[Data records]
┄┄┄┄┄┄┄┄┄┄┄┄┄┄┄┄┄┄┄┄

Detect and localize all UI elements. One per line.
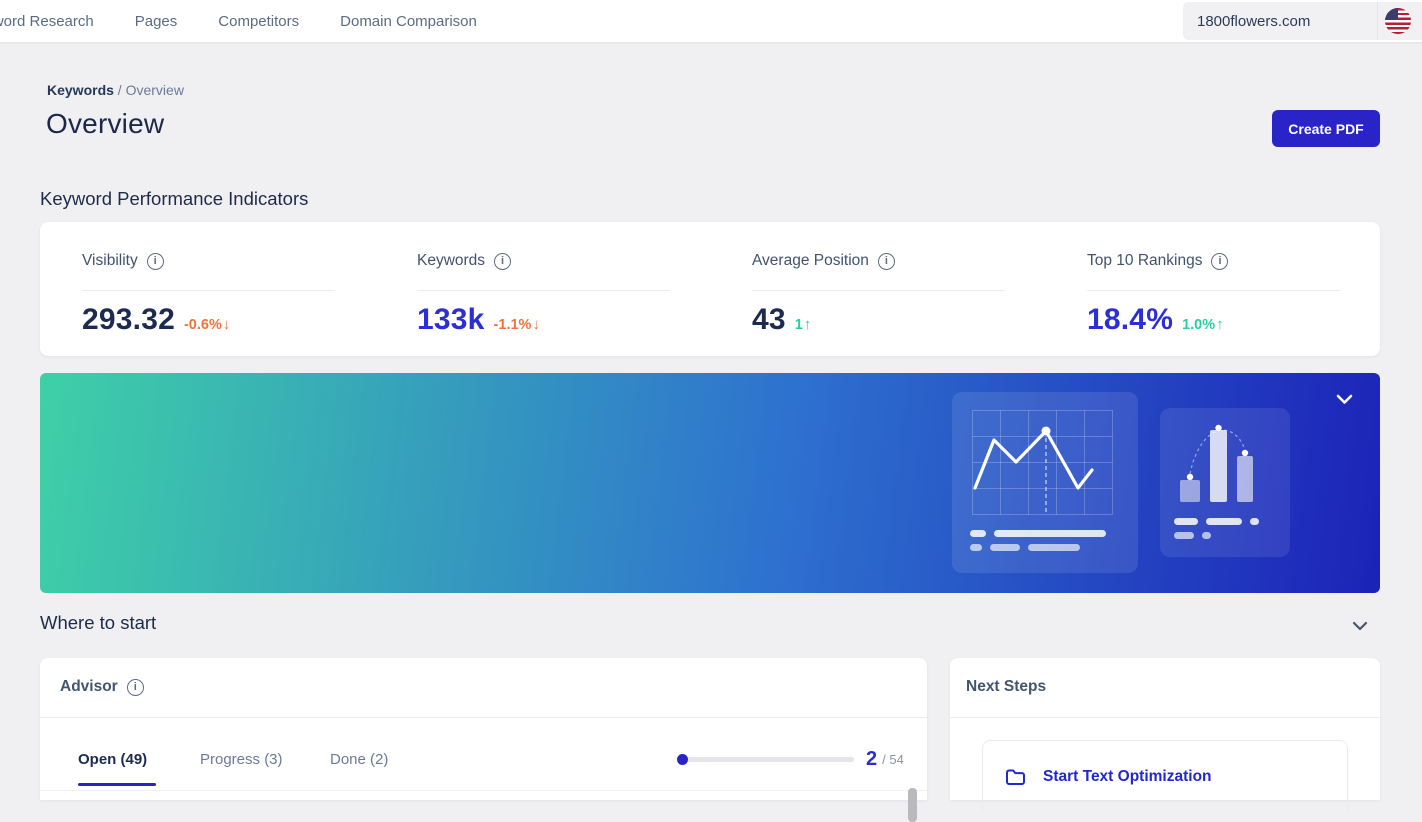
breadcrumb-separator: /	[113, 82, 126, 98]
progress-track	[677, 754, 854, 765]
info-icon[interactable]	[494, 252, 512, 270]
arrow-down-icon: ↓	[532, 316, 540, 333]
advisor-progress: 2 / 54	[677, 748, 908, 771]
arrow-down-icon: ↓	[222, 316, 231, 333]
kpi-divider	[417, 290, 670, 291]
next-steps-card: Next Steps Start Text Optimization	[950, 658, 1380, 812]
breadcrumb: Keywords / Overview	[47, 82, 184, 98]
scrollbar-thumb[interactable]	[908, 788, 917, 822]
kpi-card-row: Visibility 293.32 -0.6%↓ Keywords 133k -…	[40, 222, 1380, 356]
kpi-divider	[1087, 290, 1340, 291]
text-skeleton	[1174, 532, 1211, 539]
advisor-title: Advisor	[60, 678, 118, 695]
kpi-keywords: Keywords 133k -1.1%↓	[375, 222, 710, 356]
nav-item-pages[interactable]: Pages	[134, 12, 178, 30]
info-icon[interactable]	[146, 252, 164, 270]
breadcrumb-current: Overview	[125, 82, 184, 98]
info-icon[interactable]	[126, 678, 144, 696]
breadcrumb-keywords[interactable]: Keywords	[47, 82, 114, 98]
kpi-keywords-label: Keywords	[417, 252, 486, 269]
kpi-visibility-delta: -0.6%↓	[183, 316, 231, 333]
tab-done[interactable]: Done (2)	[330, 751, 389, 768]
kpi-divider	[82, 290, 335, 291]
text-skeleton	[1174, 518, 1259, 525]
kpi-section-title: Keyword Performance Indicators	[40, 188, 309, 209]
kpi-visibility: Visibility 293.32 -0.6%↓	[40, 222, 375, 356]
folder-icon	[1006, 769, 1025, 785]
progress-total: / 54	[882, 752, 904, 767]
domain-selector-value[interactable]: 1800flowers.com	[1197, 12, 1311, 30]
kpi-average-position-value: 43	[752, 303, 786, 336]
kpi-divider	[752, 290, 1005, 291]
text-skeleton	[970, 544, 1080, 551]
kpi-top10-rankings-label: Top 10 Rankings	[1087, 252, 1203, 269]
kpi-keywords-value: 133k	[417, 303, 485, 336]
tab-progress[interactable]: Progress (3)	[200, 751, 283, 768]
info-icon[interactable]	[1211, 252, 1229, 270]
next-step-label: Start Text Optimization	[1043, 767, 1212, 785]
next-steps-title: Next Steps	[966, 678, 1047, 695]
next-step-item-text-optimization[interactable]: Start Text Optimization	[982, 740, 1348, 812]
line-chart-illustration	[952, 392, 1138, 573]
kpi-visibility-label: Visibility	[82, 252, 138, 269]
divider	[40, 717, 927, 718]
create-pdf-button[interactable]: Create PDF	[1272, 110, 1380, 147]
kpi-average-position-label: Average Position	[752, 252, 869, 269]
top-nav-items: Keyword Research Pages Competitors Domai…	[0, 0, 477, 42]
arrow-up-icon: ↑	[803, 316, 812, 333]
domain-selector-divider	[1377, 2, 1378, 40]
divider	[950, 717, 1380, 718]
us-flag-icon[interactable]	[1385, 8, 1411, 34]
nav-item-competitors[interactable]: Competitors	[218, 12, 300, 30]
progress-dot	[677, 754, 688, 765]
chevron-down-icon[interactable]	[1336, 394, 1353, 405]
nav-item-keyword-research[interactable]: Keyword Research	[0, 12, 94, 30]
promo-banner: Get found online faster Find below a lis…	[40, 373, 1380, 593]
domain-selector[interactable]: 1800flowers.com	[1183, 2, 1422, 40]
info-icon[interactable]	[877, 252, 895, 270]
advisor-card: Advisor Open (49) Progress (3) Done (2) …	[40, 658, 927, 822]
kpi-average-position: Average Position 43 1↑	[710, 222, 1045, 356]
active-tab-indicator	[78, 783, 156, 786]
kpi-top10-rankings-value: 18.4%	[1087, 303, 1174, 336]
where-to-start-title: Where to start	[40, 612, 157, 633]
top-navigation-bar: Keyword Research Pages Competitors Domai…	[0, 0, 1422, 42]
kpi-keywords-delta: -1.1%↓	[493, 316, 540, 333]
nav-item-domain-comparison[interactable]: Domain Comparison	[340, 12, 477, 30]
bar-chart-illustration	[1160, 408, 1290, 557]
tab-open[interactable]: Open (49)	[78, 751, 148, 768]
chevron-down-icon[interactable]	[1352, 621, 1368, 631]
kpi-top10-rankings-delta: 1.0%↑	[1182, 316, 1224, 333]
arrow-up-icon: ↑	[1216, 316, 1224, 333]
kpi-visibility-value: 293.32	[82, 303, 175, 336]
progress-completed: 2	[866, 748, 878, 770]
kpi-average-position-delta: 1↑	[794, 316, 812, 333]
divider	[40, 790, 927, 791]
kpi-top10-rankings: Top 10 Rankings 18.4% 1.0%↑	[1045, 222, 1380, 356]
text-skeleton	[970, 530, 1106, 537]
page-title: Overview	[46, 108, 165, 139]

┄┄┄┄┄┄┄┄┄┄┄┄┄┄┄┄┄┄┄┄

| YOUR OBJECTIVE |
Reproduce the lines of the records without any changes, starting at the line that contains "82, 126, 98]" and ending at the line that contains "next-steps-card: Next Steps", with both of those lines included.

| EXPECTED OUTPUT |
breadcrumb-separator: /	[113, 82, 126, 98]
progress-track	[677, 754, 854, 765]
info-icon[interactable]	[494, 252, 512, 270]
arrow-down-icon: ↓	[532, 316, 540, 333]
advisor-progress: 2 / 54	[677, 748, 908, 771]
arrow-down-icon: ↓	[222, 316, 231, 333]
kpi-divider	[417, 290, 670, 291]
next-steps-card: Next Steps Start Text Optimization	[950, 658, 1380, 812]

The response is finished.